(Saved entries):
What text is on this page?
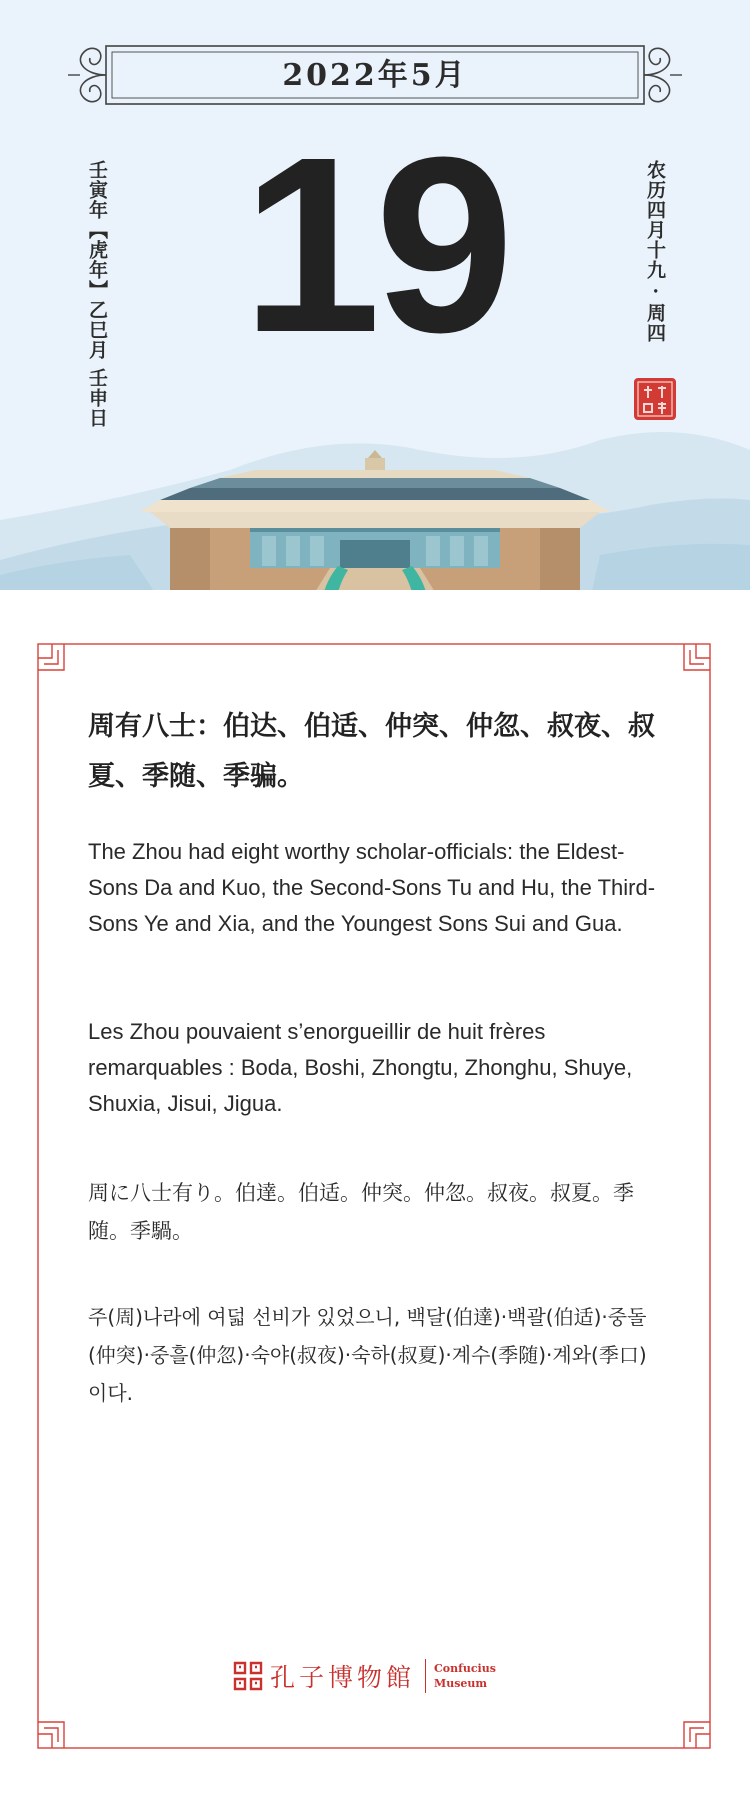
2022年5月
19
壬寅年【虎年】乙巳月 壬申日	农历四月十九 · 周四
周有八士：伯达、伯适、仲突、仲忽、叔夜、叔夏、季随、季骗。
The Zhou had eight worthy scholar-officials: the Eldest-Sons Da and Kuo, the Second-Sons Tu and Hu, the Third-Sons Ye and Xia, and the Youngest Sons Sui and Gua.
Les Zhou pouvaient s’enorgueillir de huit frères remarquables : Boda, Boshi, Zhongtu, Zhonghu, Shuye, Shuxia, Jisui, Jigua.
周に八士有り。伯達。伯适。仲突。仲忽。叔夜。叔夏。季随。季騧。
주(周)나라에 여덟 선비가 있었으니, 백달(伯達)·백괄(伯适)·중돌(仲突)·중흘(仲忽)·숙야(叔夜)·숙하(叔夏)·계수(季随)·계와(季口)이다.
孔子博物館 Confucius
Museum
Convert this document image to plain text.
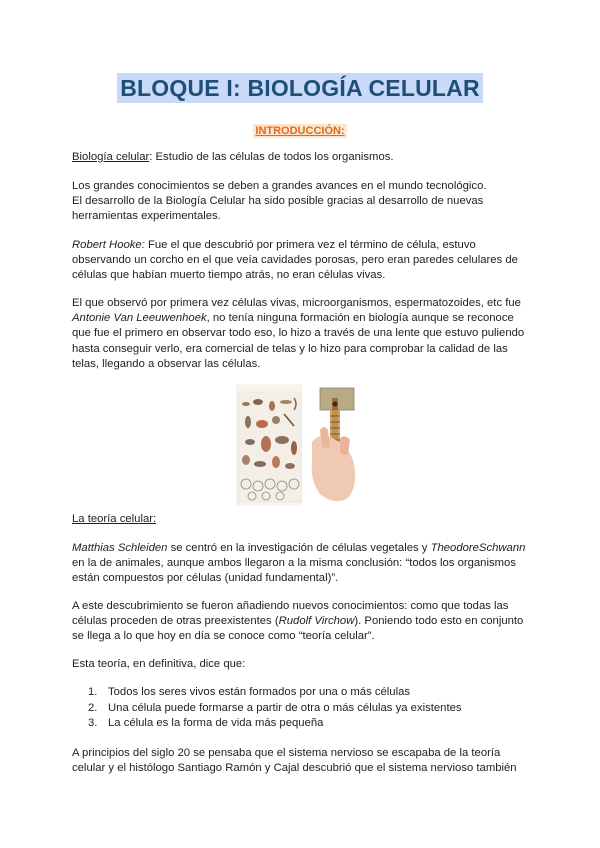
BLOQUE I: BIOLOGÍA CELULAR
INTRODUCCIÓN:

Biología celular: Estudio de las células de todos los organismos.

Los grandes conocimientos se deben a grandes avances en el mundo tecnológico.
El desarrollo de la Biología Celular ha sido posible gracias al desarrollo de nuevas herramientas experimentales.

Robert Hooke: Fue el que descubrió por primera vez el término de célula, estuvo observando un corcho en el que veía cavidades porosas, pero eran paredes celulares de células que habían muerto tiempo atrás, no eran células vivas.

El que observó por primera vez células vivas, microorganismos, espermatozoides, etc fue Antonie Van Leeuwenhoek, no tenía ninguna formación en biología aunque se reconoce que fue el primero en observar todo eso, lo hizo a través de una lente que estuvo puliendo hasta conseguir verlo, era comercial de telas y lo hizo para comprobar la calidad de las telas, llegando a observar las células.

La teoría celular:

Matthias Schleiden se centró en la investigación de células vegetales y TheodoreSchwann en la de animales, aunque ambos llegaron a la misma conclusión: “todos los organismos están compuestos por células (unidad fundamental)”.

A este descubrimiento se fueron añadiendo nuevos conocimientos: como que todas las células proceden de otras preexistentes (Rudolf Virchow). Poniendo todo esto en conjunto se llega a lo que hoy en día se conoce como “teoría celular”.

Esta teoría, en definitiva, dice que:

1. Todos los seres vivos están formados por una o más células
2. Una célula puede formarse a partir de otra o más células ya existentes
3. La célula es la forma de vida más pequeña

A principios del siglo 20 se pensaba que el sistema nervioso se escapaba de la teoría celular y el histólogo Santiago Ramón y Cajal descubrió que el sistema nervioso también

...

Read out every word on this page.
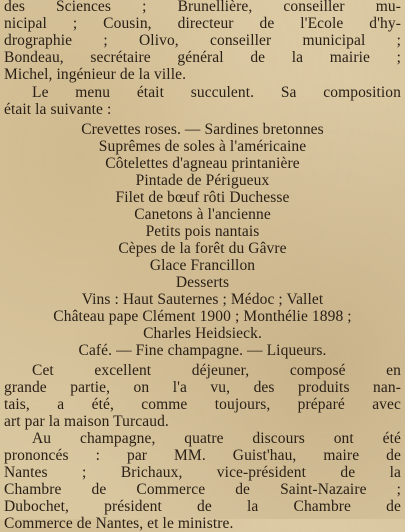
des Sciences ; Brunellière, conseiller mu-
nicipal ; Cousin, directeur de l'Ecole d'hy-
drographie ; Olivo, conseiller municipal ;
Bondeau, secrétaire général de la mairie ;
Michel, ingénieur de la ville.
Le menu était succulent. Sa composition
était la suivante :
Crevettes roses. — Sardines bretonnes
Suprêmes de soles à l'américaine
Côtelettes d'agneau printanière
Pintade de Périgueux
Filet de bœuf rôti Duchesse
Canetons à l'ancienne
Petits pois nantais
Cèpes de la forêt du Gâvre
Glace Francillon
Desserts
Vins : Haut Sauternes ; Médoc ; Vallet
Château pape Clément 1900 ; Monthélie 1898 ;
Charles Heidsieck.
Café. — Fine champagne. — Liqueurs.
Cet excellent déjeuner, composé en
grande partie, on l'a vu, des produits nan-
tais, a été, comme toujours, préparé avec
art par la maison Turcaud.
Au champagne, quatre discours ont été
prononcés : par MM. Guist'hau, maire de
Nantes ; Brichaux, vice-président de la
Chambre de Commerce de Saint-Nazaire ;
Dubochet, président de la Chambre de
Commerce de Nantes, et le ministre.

(AIM):
Which lines contain the word "conseiller"? Copy each one.

(REPLY TO THE EXERCISE):
des Sciences ; Brunellière, conseiller mu-
drographie ; Olivo, conseiller municipal ;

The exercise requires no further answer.